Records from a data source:
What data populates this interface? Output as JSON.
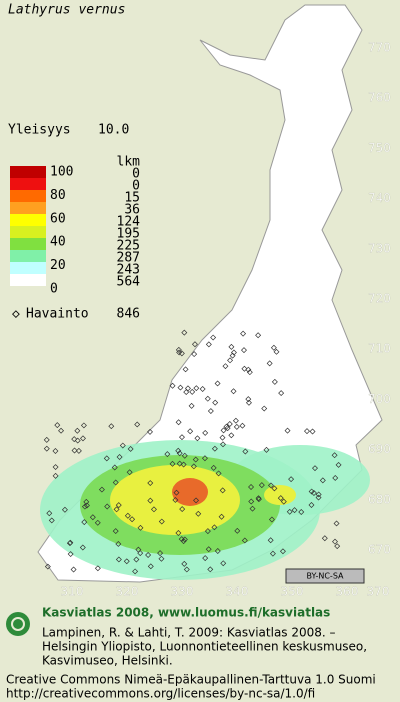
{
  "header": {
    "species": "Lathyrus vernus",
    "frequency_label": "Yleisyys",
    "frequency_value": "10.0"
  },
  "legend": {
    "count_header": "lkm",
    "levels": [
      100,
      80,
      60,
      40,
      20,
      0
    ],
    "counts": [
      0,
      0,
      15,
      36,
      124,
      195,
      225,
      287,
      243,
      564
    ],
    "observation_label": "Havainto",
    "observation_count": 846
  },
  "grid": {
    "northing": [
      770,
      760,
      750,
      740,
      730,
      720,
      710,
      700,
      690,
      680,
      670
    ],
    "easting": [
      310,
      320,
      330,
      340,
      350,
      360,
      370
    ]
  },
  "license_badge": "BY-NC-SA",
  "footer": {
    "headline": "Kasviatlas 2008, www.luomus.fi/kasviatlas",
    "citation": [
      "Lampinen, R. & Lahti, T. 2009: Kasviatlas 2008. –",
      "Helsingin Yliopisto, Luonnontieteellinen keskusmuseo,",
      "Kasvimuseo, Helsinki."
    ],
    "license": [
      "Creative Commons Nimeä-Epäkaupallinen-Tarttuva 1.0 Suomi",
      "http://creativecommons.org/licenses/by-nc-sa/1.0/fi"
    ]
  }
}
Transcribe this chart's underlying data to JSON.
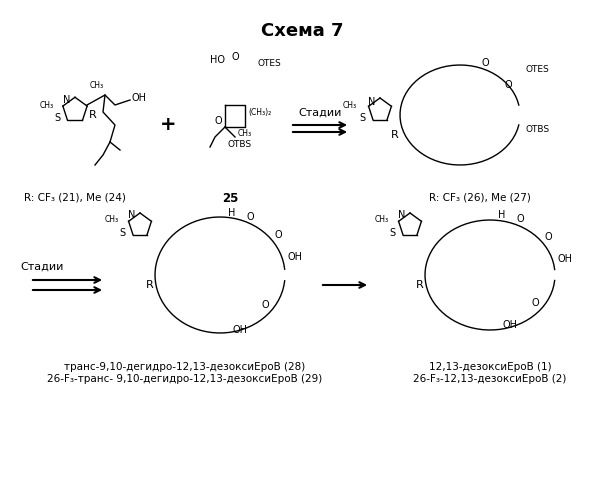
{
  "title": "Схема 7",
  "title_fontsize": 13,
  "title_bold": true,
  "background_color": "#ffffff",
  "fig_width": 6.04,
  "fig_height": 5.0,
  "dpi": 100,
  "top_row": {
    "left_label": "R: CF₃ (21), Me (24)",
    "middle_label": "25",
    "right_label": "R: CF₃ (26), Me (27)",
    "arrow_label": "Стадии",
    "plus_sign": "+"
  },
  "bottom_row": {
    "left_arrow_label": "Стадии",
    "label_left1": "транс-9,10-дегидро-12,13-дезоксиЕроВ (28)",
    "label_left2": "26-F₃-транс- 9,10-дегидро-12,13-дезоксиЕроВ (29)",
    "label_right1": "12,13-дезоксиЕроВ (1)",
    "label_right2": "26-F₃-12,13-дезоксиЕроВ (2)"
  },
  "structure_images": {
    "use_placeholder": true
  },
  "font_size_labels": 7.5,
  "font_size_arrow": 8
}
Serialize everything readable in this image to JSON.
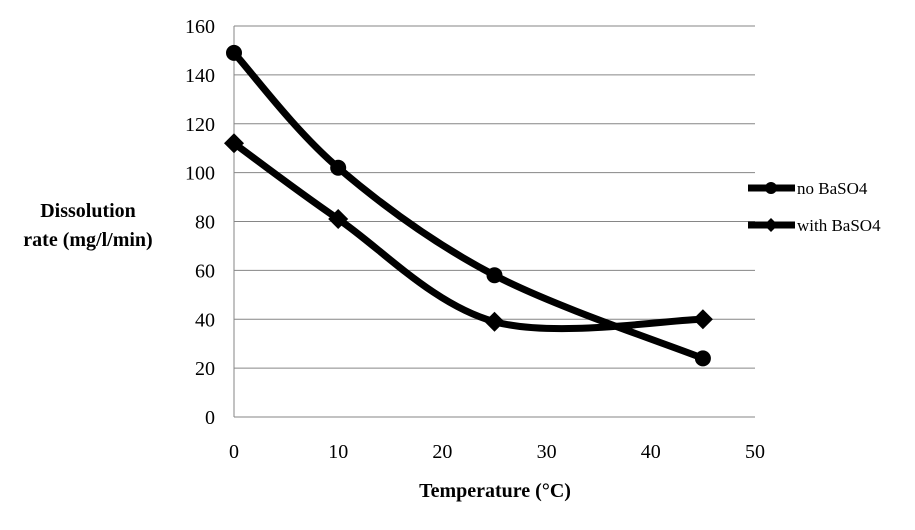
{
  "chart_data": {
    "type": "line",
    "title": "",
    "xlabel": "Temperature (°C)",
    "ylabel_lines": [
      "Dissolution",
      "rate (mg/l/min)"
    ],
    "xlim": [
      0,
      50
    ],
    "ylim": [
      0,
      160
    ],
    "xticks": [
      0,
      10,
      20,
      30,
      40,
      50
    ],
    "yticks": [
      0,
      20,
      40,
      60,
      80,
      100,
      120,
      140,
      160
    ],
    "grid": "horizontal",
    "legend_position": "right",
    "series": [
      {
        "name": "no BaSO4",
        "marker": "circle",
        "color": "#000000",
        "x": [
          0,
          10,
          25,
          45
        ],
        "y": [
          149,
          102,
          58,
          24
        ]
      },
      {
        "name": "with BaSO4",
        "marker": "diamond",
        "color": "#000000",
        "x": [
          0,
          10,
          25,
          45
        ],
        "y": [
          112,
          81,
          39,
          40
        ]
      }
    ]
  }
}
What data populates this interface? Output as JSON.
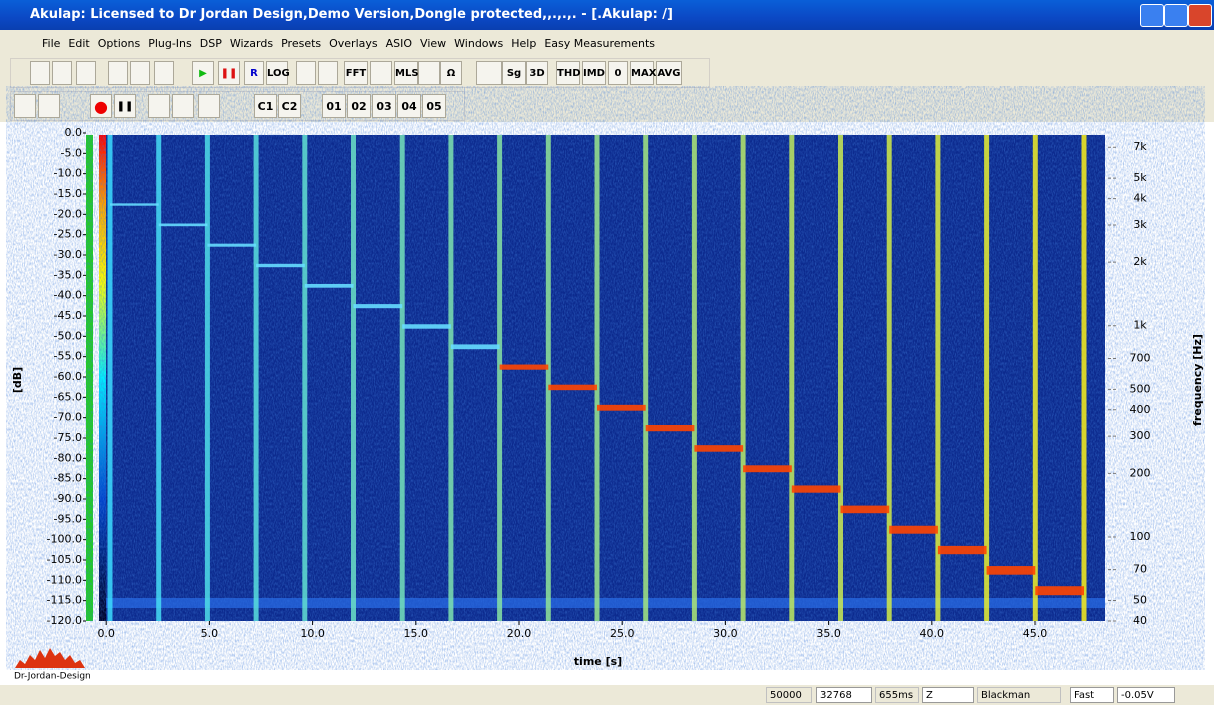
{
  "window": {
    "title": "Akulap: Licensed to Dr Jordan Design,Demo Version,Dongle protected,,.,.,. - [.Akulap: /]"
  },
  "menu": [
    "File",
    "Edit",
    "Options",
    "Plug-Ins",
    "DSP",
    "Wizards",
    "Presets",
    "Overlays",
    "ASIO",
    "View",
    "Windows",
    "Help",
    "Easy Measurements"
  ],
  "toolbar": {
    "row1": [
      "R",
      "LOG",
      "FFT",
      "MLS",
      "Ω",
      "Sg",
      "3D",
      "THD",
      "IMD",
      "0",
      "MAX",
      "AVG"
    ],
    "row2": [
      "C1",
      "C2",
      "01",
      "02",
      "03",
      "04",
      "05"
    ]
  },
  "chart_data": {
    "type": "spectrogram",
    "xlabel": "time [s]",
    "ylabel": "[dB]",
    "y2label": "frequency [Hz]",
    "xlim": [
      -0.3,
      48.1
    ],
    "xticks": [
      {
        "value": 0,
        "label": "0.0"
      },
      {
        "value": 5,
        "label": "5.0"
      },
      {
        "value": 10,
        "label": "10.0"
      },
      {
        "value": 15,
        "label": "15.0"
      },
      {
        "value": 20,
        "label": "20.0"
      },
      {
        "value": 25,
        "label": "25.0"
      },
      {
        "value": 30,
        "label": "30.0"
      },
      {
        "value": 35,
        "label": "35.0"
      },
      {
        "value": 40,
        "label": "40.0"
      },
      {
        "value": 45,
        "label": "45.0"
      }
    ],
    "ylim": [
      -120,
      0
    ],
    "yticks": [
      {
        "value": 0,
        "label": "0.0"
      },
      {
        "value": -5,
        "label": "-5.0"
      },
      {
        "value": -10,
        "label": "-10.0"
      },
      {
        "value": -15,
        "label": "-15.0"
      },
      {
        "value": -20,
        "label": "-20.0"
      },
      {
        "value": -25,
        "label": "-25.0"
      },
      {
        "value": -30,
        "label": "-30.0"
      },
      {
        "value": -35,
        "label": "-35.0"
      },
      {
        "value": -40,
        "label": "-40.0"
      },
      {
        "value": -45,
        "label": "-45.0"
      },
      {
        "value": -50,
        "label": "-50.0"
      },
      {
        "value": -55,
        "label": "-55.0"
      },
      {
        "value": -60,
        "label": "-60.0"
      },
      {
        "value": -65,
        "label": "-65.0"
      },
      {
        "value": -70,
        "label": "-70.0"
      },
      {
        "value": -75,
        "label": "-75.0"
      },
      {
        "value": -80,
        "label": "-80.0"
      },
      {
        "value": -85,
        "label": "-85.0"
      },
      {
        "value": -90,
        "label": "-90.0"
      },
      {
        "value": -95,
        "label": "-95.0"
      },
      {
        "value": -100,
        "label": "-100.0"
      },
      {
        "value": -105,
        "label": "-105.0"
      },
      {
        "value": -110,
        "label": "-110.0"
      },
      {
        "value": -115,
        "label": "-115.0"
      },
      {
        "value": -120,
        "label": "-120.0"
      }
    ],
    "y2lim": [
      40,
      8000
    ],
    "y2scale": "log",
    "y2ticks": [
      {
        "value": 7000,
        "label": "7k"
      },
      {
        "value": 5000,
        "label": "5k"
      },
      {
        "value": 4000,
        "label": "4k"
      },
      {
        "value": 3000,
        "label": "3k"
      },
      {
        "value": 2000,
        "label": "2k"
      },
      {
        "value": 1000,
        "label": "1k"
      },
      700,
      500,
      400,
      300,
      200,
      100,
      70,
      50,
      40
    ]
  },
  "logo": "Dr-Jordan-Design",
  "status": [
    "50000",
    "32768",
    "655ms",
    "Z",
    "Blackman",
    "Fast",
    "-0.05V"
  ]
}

OBJECTIVE -> Print out the whole of the material word for word, without pictures.

SOLVED PROBLEM ->
What data populates this interface? Output as JSON.
{
  "header": {
    "species": "Lathyrus vernus",
    "frequency_label": "Yleisyys",
    "frequency_value": "10.0"
  },
  "legend": {
    "count_header": "lkm",
    "levels": [
      100,
      80,
      60,
      40,
      20,
      0
    ],
    "counts": [
      0,
      0,
      15,
      36,
      124,
      195,
      225,
      287,
      243,
      564
    ],
    "observation_label": "Havainto",
    "observation_count": 846
  },
  "grid": {
    "northing": [
      770,
      760,
      750,
      740,
      730,
      720,
      710,
      700,
      690,
      680,
      670
    ],
    "easting": [
      310,
      320,
      330,
      340,
      350,
      360,
      370
    ]
  },
  "license_badge": "BY-NC-SA",
  "footer": {
    "headline": "Kasviatlas 2008, www.luomus.fi/kasviatlas",
    "citation": [
      "Lampinen, R. & Lahti, T. 2009: Kasviatlas 2008. –",
      "Helsingin Yliopisto, Luonnontieteellinen keskusmuseo,",
      "Kasvimuseo, Helsinki."
    ],
    "license": [
      "Creative Commons Nimeä-Epäkaupallinen-Tarttuva 1.0 Suomi",
      "http://creativecommons.org/licenses/by-nc-sa/1.0/fi"
    ]
  }
}
Transcribe this chart's underlying data to JSON.
{
  "title": "Схема 7",
  "title_fontsize": 13,
  "title_bold": true,
  "background_color": "#ffffff",
  "fig_width": 6.04,
  "fig_height": 5.0,
  "dpi": 100,
  "top_row": {
    "left_label": "R: CF₃ (21), Me (24)",
    "middle_label": "25",
    "right_label": "R: CF₃ (26), Me (27)",
    "arrow_label": "Стадии",
    "plus_sign": "+"
  },
  "bottom_row": {
    "left_arrow_label": "Стадии",
    "label_left1": "транс-9,10-дегидро-12,13-дезоксиЕроВ (28)",
    "label_left2": "26-F₃-транс- 9,10-дегидро-12,13-дезоксиЕроВ (29)",
    "label_right1": "12,13-дезоксиЕроВ (1)",
    "label_right2": "26-F₃-12,13-дезоксиЕроВ (2)"
  },
  "structure_images": {
    "use_placeholder": true
  },
  "font_size_labels": 7.5,
  "font_size_arrow": 8
}
Serialize everything readable in this image to JSON.
{
  "chart_data": {
    "type": "line",
    "title": "",
    "xlabel": "Temperature (°C)",
    "ylabel_lines": [
      "Dissolution",
      "rate (mg/l/min)"
    ],
    "xlim": [
      0,
      50
    ],
    "ylim": [
      0,
      160
    ],
    "xticks": [
      0,
      10,
      20,
      30,
      40,
      50
    ],
    "yticks": [
      0,
      20,
      40,
      60,
      80,
      100,
      120,
      140,
      160
    ],
    "grid": "horizontal",
    "legend_position": "right",
    "series": [
      {
        "name": "no BaSO4",
        "marker": "circle",
        "color": "#000000",
        "x": [
          0,
          10,
          25,
          45
        ],
        "y": [
          149,
          102,
          58,
          24
        ]
      },
      {
        "name": "with BaSO4",
        "marker": "diamond",
        "color": "#000000",
        "x": [
          0,
          10,
          25,
          45
        ],
        "y": [
          112,
          81,
          39,
          40
        ]
      }
    ]
  }
}
What data populates this interface? Output as JSON.
{
  "window": {
    "title": "Akulap: Licensed to Dr Jordan Design,Demo Version,Dongle protected,,.,.,. - [.Akulap: /]"
  },
  "menu": [
    "File",
    "Edit",
    "Options",
    "Plug-Ins",
    "DSP",
    "Wizards",
    "Presets",
    "Overlays",
    "ASIO",
    "View",
    "Windows",
    "Help",
    "Easy Measurements"
  ],
  "toolbar": {
    "row1": [
      "R",
      "LOG",
      "FFT",
      "MLS",
      "Ω",
      "Sg",
      "3D",
      "THD",
      "IMD",
      "0",
      "MAX",
      "AVG"
    ],
    "row2": [
      "C1",
      "C2",
      "01",
      "02",
      "03",
      "04",
      "05"
    ]
  },
  "chart_data": {
    "type": "spectrogram",
    "xlabel": "time [s]",
    "ylabel": "[dB]",
    "y2label": "frequency [Hz]",
    "xlim": [
      -0.3,
      48.1
    ],
    "xticks": [
      {
        "value": 0,
        "label": "0.0"
      },
      {
        "value": 5,
        "label": "5.0"
      },
      {
        "value": 10,
        "label": "10.0"
      },
      {
        "value": 15,
        "label": "15.0"
      },
      {
        "value": 20,
        "label": "20.0"
      },
      {
        "value": 25,
        "label": "25.0"
      },
      {
        "value": 30,
        "label": "30.0"
      },
      {
        "value": 35,
        "label": "35.0"
      },
      {
        "value": 40,
        "label": "40.0"
      },
      {
        "value": 45,
        "label": "45.0"
      }
    ],
    "ylim": [
      -120,
      0
    ],
    "yticks": [
      {
        "value": 0,
        "label": "0.0"
      },
      {
        "value": -5,
        "label": "-5.0"
      },
      {
        "value": -10,
        "label": "-10.0"
      },
      {
        "value": -15,
        "label": "-15.0"
      },
      {
        "value": -20,
        "label": "-20.0"
      },
      {
        "value": -25,
        "label": "-25.0"
      },
      {
        "value": -30,
        "label": "-30.0"
      },
      {
        "value": -35,
        "label": "-35.0"
      },
      {
        "value": -40,
        "label": "-40.0"
      },
      {
        "value": -45,
        "label": "-45.0"
      },
      {
        "value": -50,
        "label": "-50.0"
      },
      {
        "value": -55,
        "label": "-55.0"
      },
      {
        "value": -60,
        "label": "-60.0"
      },
      {
        "value": -65,
        "label": "-65.0"
      },
      {
        "value": -70,
        "label": "-70.0"
      },
      {
        "value": -75,
        "label": "-75.0"
      },
      {
        "value": -80,
        "label": "-80.0"
      },
      {
        "value": -85,
        "label": "-85.0"
      },
      {
        "value": -90,
        "label": "-90.0"
      },
      {
        "value": -95,
        "label": "-95.0"
      },
      {
        "value": -100,
        "label": "-100.0"
      },
      {
        "value": -105,
        "label": "-105.0"
      },
      {
        "value": -110,
        "label": "-110.0"
      },
      {
        "value": -115,
        "label": "-115.0"
      },
      {
        "value": -120,
        "label": "-120.0"
      }
    ],
    "y2lim": [
      40,
      8000
    ],
    "y2scale": "log",
    "y2ticks": [
      {
        "value": 7000,
        "label": "7k"
      },
      {
        "value": 5000,
        "label": "5k"
      },
      {
        "value": 4000,
        "label": "4k"
      },
      {
        "value": 3000,
        "label": "3k"
      },
      {
        "value": 2000,
        "label": "2k"
      },
      {
        "value": 1000,
        "label": "1k"
      },
      700,
      500,
      400,
      300,
      200,
      100,
      70,
      50,
      40
    ]
  },
  "logo": "Dr-Jordan-Design",
  "status": [
    "50000",
    "32768",
    "655ms",
    "Z",
    "Blackman",
    "Fast",
    "-0.05V"
  ]
}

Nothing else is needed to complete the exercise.